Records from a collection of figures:
····················

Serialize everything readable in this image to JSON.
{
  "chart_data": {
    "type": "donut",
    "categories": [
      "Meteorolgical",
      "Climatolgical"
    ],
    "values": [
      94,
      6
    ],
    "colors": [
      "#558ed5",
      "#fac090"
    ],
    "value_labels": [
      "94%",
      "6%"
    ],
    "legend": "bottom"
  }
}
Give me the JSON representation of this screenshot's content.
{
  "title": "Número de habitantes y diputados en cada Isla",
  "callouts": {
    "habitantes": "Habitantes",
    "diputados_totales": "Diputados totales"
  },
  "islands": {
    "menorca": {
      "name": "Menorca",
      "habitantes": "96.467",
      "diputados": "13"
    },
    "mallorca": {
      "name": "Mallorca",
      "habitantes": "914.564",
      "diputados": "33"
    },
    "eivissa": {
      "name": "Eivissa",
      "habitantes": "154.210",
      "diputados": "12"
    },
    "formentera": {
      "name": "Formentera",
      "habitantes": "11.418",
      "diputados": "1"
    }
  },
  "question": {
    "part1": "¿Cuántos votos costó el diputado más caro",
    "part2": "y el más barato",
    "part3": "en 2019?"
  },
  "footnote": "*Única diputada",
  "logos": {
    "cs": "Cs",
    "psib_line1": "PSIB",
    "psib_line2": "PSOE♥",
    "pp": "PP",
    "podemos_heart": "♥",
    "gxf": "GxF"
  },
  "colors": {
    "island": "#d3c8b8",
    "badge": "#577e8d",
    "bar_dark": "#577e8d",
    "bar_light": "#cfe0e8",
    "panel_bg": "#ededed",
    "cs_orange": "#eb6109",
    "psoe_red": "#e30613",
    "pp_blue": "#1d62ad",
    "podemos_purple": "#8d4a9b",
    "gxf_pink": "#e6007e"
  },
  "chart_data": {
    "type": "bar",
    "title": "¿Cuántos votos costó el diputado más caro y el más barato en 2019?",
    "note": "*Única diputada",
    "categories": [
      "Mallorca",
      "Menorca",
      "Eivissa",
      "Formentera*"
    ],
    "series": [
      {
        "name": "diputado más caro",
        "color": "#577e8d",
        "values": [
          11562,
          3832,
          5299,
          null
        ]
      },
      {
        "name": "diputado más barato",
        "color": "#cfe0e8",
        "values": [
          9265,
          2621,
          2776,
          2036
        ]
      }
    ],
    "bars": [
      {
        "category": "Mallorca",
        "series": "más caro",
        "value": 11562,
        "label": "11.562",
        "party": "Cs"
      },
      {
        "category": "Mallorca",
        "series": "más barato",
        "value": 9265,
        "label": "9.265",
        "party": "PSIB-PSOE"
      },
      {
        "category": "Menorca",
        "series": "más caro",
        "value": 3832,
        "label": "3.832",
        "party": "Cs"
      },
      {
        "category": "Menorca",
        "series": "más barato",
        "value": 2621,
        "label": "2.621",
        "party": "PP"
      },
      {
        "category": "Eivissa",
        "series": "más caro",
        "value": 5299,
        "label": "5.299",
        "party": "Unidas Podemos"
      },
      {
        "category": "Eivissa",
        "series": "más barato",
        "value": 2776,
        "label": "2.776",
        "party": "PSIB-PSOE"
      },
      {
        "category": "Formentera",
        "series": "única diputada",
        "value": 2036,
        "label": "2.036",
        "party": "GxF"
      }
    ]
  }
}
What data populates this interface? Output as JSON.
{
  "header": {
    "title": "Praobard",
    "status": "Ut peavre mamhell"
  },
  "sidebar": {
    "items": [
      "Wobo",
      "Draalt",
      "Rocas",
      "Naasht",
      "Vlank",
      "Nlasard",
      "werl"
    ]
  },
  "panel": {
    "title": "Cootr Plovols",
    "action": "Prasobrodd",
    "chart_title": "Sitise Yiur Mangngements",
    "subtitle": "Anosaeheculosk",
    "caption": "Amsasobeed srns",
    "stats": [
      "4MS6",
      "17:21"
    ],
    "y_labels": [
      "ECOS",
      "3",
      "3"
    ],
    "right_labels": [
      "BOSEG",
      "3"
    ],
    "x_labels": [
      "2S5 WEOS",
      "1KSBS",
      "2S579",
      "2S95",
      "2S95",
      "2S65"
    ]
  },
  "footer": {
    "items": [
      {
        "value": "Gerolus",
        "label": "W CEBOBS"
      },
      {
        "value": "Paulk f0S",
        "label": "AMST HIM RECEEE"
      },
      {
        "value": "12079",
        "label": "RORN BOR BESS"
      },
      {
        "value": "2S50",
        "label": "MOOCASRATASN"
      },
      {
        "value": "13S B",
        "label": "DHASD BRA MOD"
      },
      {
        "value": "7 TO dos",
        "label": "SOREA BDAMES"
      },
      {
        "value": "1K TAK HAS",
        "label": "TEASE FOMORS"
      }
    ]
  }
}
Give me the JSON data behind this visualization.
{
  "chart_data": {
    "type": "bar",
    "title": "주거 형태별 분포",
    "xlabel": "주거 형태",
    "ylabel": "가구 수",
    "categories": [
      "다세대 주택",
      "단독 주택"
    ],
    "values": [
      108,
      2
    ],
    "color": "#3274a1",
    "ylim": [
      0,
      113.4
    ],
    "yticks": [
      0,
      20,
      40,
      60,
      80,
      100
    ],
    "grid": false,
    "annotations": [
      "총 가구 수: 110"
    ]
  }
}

····················

• [Task directions]:
Return the listing above in full, character for character.

• [Task solution]:
Serialize everything readable in this image to JSON.
{
  "chart_data": {
    "type": "donut",
    "categories": [
      "Meteorolgical",
      "Climatolgical"
    ],
    "values": [
      94,
      6
    ],
    "colors": [
      "#558ed5",
      "#fac090"
    ],
    "value_labels": [
      "94%",
      "6%"
    ],
    "legend": "bottom"
  }
}
Give me the JSON representation of this screenshot's content.
{
  "title": "Número de habitantes y diputados en cada Isla",
  "callouts": {
    "habitantes": "Habitantes",
    "diputados_totales": "Diputados totales"
  },
  "islands": {
    "menorca": {
      "name": "Menorca",
      "habitantes": "96.467",
      "diputados": "13"
    },
    "mallorca": {
      "name": "Mallorca",
      "habitantes": "914.564",
      "diputados": "33"
    },
    "eivissa": {
      "name": "Eivissa",
      "habitantes": "154.210",
      "diputados": "12"
    },
    "formentera": {
      "name": "Formentera",
      "habitantes": "11.418",
      "diputados": "1"
    }
  },
  "question": {
    "part1": "¿Cuántos votos costó el diputado más caro",
    "part2": "y el más barato",
    "part3": "en 2019?"
  },
  "footnote": "*Única diputada",
  "logos": {
    "cs": "Cs",
    "psib_line1": "PSIB",
    "psib_line2": "PSOE♥",
    "pp": "PP",
    "podemos_heart": "♥",
    "gxf": "GxF"
  },
  "colors": {
    "island": "#d3c8b8",
    "badge": "#577e8d",
    "bar_dark": "#577e8d",
    "bar_light": "#cfe0e8",
    "panel_bg": "#ededed",
    "cs_orange": "#eb6109",
    "psoe_red": "#e30613",
    "pp_blue": "#1d62ad",
    "podemos_purple": "#8d4a9b",
    "gxf_pink": "#e6007e"
  },
  "chart_data": {
    "type": "bar",
    "title": "¿Cuántos votos costó el diputado más caro y el más barato en 2019?",
    "note": "*Única diputada",
    "categories": [
      "Mallorca",
      "Menorca",
      "Eivissa",
      "Formentera*"
    ],
    "series": [
      {
        "name": "diputado más caro",
        "color": "#577e8d",
        "values": [
          11562,
          3832,
          5299,
          null
        ]
      },
      {
        "name": "diputado más barato",
        "color": "#cfe0e8",
        "values": [
          9265,
          2621,
          2776,
          2036
        ]
      }
    ],
    "bars": [
      {
        "category": "Mallorca",
        "series": "más caro",
        "value": 11562,
        "label": "11.562",
        "party": "Cs"
      },
      {
        "category": "Mallorca",
        "series": "más barato",
        "value": 9265,
        "label": "9.265",
        "party": "PSIB-PSOE"
      },
      {
        "category": "Menorca",
        "series": "más caro",
        "value": 3832,
        "label": "3.832",
        "party": "Cs"
      },
      {
        "category": "Menorca",
        "series": "más barato",
        "value": 2621,
        "label": "2.621",
        "party": "PP"
      },
      {
        "category": "Eivissa",
        "series": "más caro",
        "value": 5299,
        "label": "5.299",
        "party": "Unidas Podemos"
      },
      {
        "category": "Eivissa",
        "series": "más barato",
        "value": 2776,
        "label": "2.776",
        "party": "PSIB-PSOE"
      },
      {
        "category": "Formentera",
        "series": "única diputada",
        "value": 2036,
        "label": "2.036",
        "party": "GxF"
      }
    ]
  }
}
What data populates this interface? Output as JSON.
{
  "header": {
    "title": "Praobard",
    "status": "Ut peavre mamhell"
  },
  "sidebar": {
    "items": [
      "Wobo",
      "Draalt",
      "Rocas",
      "Naasht",
      "Vlank",
      "Nlasard",
      "werl"
    ]
  },
  "panel": {
    "title": "Cootr Plovols",
    "action": "Prasobrodd",
    "chart_title": "Sitise Yiur Mangngements",
    "subtitle": "Anosaeheculosk",
    "caption": "Amsasobeed srns",
    "stats": [
      "4MS6",
      "17:21"
    ],
    "y_labels": [
      "ECOS",
      "3",
      "3"
    ],
    "right_labels": [
      "BOSEG",
      "3"
    ],
    "x_labels": [
      "2S5 WEOS",
      "1KSBS",
      "2S579",
      "2S95",
      "2S95",
      "2S65"
    ]
  },
  "footer": {
    "items": [
      {
        "value": "Gerolus",
        "label": "W CEBOBS"
      },
      {
        "value": "Paulk f0S",
        "label": "AMST HIM RECEEE"
      },
      {
        "value": "12079",
        "label": "RORN BOR BESS"
      },
      {
        "value": "2S50",
        "label": "MOOCASRATASN"
      },
      {
        "value": "13S B",
        "label": "DHASD BRA MOD"
      },
      {
        "value": "7 TO dos",
        "label": "SOREA BDAMES"
      },
      {
        "value": "1K TAK HAS",
        "label": "TEASE FOMORS"
      }
    ]
  }
}
Give me the JSON data behind this visualization.
{
  "chart_data": {
    "type": "bar",
    "title": "주거 형태별 분포",
    "xlabel": "주거 형태",
    "ylabel": "가구 수",
    "categories": [
      "다세대 주택",
      "단독 주택"
    ],
    "values": [
      108,
      2
    ],
    "color": "#3274a1",
    "ylim": [
      0,
      113.4
    ],
    "yticks": [
      0,
      20,
      40,
      60,
      80,
      100
    ],
    "grid": false,
    "annotations": [
      "총 가구 수: 110"
    ]
  }
}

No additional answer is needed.